[Dataset records]
::::

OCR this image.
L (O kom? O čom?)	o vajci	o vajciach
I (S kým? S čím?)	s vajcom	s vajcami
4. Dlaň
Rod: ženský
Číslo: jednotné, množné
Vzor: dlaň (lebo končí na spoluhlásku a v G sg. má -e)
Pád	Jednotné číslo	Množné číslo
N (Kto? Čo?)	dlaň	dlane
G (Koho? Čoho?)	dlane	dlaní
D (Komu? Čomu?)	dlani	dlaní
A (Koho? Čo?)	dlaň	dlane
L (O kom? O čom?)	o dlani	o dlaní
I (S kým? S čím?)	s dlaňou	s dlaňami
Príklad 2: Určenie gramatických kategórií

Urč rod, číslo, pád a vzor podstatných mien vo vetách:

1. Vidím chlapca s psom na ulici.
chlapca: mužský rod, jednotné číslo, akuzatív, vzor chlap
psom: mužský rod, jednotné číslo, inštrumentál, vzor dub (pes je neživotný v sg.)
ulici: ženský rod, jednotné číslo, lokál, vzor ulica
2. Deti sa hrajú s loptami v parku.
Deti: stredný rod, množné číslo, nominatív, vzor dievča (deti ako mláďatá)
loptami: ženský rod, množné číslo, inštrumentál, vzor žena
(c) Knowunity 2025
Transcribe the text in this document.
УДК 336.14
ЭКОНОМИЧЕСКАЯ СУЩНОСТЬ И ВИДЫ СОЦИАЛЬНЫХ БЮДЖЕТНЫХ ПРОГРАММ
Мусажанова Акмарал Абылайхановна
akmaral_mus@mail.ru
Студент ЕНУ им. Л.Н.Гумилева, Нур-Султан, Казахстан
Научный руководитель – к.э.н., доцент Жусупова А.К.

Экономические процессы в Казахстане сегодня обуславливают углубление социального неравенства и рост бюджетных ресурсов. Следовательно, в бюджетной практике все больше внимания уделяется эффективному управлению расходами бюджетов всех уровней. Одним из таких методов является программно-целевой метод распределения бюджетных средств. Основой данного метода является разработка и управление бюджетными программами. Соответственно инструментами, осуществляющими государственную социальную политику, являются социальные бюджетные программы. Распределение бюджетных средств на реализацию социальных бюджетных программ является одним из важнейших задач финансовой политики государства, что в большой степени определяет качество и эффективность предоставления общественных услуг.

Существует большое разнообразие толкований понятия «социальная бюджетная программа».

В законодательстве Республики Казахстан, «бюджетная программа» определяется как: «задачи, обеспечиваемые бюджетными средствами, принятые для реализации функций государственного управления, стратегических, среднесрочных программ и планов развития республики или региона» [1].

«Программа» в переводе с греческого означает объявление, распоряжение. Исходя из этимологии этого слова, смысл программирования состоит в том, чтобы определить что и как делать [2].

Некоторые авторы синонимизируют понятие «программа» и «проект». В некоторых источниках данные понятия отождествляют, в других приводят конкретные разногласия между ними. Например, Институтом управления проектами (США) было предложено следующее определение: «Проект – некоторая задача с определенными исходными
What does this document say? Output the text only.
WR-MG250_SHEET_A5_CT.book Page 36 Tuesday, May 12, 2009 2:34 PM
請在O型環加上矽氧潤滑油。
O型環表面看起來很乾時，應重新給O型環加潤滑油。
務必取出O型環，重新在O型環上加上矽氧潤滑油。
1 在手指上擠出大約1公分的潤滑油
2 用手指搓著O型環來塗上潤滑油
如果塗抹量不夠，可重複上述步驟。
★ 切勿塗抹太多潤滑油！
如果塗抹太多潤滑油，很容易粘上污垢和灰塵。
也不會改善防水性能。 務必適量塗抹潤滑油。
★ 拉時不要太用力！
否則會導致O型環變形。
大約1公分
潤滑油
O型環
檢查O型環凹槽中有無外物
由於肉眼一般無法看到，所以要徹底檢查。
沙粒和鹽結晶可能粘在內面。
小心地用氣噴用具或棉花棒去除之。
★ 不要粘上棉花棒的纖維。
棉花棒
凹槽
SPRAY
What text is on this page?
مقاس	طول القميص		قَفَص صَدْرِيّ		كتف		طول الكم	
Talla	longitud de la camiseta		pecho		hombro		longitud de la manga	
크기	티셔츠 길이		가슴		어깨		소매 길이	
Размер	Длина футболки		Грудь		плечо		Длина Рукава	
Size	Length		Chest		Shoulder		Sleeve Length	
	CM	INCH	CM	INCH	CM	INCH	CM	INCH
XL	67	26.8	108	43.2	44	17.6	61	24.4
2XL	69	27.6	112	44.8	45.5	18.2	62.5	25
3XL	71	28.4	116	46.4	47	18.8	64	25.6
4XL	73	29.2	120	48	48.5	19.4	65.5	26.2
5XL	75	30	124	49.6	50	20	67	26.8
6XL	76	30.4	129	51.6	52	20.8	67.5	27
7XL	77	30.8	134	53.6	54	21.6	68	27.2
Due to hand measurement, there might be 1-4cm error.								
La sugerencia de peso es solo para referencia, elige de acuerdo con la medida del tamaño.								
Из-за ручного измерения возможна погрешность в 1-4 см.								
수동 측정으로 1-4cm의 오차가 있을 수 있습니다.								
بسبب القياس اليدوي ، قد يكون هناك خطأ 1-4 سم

::::

■ **TASK DESCRIPTION**: Pull out all lines in the data above that include "dlane".

■ **EXERCISE OUTPUT**:
N (Kto? Čo?)	dlaň	dlane
G (Koho? Čoho?)	dlane	dlaní
A (Koho? Čo?)	dlaň	dlane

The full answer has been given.